Reproduce verbatim the stretch of entries from their beginning through the line containing "sidebar-item-label: 制作离线包 <box>52", including both the first line and that final line.
# # # #
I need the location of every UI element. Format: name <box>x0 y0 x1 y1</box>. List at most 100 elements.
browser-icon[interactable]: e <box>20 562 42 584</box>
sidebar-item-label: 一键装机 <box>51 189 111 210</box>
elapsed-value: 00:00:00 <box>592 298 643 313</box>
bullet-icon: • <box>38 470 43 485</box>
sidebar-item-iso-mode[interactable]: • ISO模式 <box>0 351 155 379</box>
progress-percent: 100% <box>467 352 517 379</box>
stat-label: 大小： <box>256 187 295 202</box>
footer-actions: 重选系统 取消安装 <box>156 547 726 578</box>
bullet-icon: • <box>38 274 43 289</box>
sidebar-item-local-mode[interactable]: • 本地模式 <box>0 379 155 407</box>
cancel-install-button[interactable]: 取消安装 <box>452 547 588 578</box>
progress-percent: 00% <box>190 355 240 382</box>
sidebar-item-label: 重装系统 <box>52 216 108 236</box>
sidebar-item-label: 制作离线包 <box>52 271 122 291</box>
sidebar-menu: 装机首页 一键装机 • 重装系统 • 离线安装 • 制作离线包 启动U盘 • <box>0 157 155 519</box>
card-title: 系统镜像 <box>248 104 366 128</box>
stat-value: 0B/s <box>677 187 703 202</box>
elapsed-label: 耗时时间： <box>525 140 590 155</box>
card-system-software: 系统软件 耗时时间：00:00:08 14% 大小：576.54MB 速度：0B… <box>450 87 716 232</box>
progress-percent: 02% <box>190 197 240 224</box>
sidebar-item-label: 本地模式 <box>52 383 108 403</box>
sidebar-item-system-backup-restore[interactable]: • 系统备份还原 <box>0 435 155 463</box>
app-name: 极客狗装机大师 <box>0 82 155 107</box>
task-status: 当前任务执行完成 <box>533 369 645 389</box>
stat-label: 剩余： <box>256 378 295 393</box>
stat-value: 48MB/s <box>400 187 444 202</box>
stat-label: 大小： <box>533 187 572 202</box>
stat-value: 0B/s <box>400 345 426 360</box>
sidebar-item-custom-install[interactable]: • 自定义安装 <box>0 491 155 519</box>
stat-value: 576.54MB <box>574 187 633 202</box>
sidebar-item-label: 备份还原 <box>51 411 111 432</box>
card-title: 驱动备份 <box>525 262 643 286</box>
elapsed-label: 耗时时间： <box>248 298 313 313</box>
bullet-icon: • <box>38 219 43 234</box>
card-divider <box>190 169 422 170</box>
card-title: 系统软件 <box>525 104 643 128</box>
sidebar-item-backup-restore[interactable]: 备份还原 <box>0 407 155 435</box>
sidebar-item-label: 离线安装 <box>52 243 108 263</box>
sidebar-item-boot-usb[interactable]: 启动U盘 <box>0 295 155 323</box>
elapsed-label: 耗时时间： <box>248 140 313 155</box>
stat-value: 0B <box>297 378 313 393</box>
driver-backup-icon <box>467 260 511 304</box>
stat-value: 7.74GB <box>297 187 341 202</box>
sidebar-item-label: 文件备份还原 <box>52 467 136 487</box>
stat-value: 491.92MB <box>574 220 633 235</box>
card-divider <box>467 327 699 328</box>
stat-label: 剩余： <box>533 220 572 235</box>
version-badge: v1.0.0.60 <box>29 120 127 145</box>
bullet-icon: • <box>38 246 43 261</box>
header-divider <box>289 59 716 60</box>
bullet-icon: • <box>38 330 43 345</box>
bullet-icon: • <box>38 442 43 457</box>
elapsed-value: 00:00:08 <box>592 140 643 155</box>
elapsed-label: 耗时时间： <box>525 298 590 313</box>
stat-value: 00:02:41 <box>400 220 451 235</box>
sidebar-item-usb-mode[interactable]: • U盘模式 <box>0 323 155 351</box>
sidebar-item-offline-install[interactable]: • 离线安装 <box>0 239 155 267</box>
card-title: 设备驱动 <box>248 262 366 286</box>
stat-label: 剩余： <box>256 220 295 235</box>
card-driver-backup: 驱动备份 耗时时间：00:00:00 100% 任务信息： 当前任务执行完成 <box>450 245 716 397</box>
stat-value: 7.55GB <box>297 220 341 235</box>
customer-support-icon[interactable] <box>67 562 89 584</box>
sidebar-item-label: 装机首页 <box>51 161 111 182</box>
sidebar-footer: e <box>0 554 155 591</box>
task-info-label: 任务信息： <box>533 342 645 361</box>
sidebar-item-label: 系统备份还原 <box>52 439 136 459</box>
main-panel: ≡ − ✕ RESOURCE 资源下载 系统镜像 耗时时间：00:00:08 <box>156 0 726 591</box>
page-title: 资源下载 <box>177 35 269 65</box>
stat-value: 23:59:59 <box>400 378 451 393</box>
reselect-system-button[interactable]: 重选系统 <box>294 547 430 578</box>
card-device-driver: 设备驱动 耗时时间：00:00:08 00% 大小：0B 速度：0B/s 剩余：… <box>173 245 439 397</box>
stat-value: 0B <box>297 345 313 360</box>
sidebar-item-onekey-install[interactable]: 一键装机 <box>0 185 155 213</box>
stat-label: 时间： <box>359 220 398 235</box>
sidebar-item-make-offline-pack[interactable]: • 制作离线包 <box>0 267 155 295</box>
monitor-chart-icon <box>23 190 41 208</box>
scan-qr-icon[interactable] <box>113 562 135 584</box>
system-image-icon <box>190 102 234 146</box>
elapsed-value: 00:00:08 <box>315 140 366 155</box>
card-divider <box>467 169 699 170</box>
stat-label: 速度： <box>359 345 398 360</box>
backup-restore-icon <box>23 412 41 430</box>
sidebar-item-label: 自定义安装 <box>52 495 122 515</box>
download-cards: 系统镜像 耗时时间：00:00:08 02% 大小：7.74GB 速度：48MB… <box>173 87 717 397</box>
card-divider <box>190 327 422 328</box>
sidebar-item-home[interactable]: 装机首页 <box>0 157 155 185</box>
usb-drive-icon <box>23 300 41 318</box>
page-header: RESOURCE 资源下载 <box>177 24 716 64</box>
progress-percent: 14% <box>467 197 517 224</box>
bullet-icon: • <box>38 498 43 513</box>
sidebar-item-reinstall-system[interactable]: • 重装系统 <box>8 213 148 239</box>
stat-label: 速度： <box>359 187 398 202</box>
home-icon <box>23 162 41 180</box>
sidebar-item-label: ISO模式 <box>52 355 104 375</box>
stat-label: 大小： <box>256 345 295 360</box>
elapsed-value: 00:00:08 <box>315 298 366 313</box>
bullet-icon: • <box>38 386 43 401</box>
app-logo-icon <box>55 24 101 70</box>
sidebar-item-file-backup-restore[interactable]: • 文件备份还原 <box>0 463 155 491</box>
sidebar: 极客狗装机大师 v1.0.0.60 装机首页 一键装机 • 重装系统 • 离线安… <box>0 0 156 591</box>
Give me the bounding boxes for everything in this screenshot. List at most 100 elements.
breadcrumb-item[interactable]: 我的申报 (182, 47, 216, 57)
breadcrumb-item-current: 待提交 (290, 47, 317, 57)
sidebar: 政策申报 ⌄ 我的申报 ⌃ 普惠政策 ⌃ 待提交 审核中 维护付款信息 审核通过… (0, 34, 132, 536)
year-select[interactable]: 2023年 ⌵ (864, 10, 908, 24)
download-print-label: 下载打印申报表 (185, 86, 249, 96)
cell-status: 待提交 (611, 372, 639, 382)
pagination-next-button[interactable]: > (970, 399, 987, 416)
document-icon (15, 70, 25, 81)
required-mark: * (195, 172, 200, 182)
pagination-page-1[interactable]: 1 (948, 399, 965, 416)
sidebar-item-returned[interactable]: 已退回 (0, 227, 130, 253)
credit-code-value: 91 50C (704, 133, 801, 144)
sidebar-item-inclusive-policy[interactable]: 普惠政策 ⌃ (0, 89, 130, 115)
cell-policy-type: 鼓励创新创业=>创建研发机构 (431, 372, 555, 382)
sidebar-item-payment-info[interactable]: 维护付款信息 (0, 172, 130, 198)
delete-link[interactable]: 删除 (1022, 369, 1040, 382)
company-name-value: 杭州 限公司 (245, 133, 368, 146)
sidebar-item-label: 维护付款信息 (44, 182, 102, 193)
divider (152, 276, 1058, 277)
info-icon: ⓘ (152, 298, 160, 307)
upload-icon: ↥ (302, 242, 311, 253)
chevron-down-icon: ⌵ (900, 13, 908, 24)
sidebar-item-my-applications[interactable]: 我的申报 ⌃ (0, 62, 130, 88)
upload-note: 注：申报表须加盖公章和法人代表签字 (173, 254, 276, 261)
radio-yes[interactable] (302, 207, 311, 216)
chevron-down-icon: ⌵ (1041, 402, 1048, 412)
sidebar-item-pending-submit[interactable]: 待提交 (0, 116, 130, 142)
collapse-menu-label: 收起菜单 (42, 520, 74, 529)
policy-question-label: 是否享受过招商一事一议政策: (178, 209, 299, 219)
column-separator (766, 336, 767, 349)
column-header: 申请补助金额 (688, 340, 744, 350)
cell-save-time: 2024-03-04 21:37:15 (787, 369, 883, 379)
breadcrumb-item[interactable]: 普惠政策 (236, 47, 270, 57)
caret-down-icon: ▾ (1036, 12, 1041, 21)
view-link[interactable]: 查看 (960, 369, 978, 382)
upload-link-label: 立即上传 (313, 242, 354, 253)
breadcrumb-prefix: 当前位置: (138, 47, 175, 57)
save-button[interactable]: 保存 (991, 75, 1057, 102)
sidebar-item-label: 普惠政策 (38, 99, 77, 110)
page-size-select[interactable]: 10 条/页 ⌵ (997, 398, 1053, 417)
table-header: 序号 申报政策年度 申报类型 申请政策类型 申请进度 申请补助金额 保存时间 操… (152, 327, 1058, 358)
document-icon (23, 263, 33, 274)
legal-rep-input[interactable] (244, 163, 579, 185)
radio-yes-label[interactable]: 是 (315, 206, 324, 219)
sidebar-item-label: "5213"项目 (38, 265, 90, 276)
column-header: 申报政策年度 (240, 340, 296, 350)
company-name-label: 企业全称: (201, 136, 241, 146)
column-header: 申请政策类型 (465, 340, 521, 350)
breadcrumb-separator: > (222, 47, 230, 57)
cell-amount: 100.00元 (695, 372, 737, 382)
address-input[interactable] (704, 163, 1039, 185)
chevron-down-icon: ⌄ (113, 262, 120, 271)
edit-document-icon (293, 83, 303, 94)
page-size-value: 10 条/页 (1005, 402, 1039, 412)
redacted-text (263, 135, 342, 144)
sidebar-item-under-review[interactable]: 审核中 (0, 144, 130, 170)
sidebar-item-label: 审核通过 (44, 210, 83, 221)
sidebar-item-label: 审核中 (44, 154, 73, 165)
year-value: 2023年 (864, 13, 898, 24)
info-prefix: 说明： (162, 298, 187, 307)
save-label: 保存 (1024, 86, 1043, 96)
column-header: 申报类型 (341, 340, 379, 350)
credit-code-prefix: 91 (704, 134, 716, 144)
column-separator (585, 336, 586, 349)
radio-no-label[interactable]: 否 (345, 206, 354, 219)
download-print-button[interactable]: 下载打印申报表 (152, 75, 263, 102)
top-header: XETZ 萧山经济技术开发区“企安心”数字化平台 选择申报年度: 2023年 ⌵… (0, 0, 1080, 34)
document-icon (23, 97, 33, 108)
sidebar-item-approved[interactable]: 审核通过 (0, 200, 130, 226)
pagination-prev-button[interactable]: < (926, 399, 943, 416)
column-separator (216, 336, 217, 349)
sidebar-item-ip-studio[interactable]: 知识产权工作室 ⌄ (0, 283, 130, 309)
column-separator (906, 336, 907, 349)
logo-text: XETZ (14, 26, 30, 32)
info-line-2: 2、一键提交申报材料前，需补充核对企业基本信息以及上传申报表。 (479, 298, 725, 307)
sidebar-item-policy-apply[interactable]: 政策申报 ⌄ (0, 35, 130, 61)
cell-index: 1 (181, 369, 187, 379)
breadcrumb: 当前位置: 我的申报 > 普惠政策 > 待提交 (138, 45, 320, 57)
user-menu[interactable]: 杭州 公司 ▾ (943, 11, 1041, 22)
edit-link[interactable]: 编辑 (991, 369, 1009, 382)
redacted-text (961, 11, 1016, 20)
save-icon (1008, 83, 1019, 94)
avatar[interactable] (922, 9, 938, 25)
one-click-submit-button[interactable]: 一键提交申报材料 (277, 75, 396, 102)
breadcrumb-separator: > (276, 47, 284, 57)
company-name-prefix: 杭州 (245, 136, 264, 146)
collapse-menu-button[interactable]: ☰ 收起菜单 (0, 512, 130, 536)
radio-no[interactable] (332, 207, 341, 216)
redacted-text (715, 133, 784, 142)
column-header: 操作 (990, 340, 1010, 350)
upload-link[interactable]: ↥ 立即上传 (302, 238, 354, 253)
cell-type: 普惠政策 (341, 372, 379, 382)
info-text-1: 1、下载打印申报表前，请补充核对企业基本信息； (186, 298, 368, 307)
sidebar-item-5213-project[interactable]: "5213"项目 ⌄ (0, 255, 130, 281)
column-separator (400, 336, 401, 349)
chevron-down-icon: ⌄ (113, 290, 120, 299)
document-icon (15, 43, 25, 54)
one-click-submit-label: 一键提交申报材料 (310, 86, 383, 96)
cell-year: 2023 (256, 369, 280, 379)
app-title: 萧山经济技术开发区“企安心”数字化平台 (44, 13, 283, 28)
# # # #
__The completed task__
I need the location of every UI element. Format: name <box>x0 y0 x1 y1</box>. List at most 100 elements.
browser-icon[interactable]: e <box>20 562 42 584</box>
sidebar-item-label: 一键装机 <box>51 189 111 210</box>
elapsed-value: 00:00:00 <box>592 298 643 313</box>
bullet-icon: • <box>38 470 43 485</box>
sidebar-item-iso-mode[interactable]: • ISO模式 <box>0 351 155 379</box>
progress-percent: 100% <box>467 352 517 379</box>
stat-label: 大小： <box>256 187 295 202</box>
footer-actions: 重选系统 取消安装 <box>156 547 726 578</box>
bullet-icon: • <box>38 274 43 289</box>
sidebar-item-local-mode[interactable]: • 本地模式 <box>0 379 155 407</box>
cancel-install-button[interactable]: 取消安装 <box>452 547 588 578</box>
progress-percent: 00% <box>190 355 240 382</box>
sidebar-item-label: 重装系统 <box>52 216 108 236</box>
sidebar-item-label: 制作离线包 <box>52 271 122 291</box>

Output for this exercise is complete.